Quote each line of the material verbatim, without the pictures.
'''
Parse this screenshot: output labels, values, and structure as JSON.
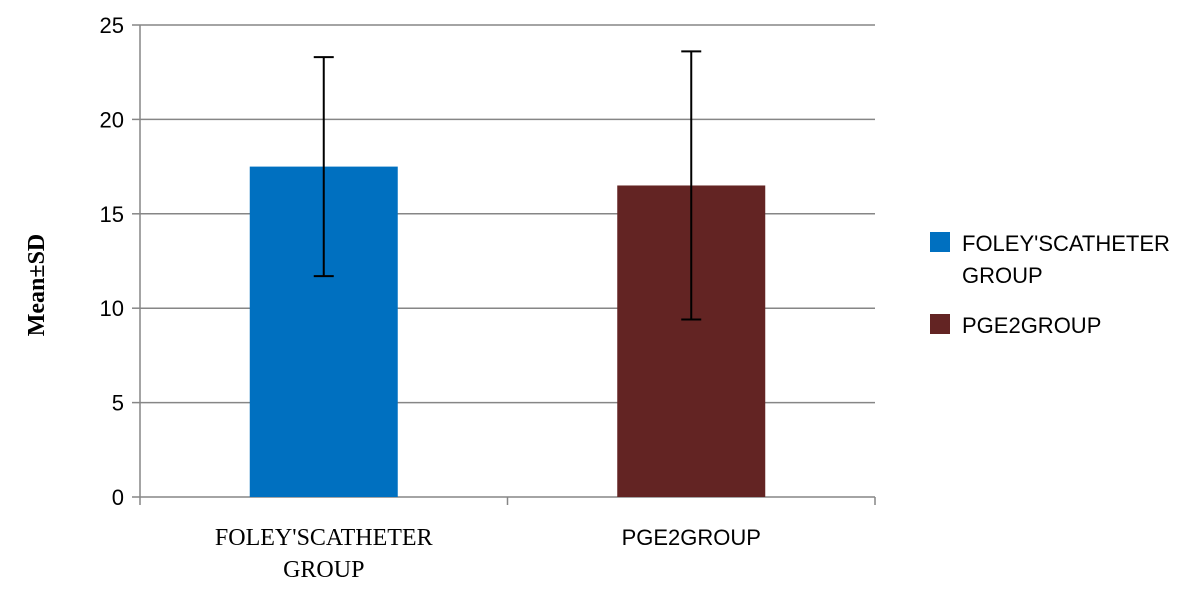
{
  "chart_data": {
    "type": "bar",
    "title": "",
    "xlabel": "",
    "ylabel": "Mean±SD",
    "ylim": [
      0,
      25
    ],
    "yticks": [
      0,
      5,
      10,
      15,
      20,
      25
    ],
    "grid": true,
    "legend_position": "right",
    "categories": [
      {
        "lines": [
          "FOLEY'SCATHETER",
          "GROUP"
        ]
      },
      {
        "lines": [
          "PGE2GROUP"
        ]
      }
    ],
    "series": [
      {
        "color": "#0070C0",
        "legend_lines": [
          "FOLEY'SCATHETER",
          "GROUP"
        ],
        "category_index": 0,
        "value": 17.5,
        "error_low": 11.7,
        "error_high": 23.3
      },
      {
        "color": "#632423",
        "legend_lines": [
          "PGE2GROUP"
        ],
        "category_index": 1,
        "value": 16.5,
        "error_low": 9.4,
        "error_high": 23.6
      }
    ]
  }
}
'''
> _THE COMPLETED TASK_:
Parse this screenshot: output labels, values, and structure as JSON.
{
  "chart_data": {
    "type": "bar",
    "title": "",
    "xlabel": "",
    "ylabel": "Mean±SD",
    "ylim": [
      0,
      25
    ],
    "yticks": [
      0,
      5,
      10,
      15,
      20,
      25
    ],
    "grid": true,
    "legend_position": "right",
    "categories": [
      {
        "lines": [
          "FOLEY'SCATHETER",
          "GROUP"
        ]
      },
      {
        "lines": [
          "PGE2GROUP"
        ]
      }
    ],
    "series": [
      {
        "color": "#0070C0",
        "legend_lines": [
          "FOLEY'SCATHETER",
          "GROUP"
        ],
        "category_index": 0,
        "value": 17.5,
        "error_low": 11.7,
        "error_high": 23.3
      },
      {
        "color": "#632423",
        "legend_lines": [
          "PGE2GROUP"
        ],
        "category_index": 1,
        "value": 16.5,
        "error_low": 9.4,
        "error_high": 23.6
      }
    ]
  }
}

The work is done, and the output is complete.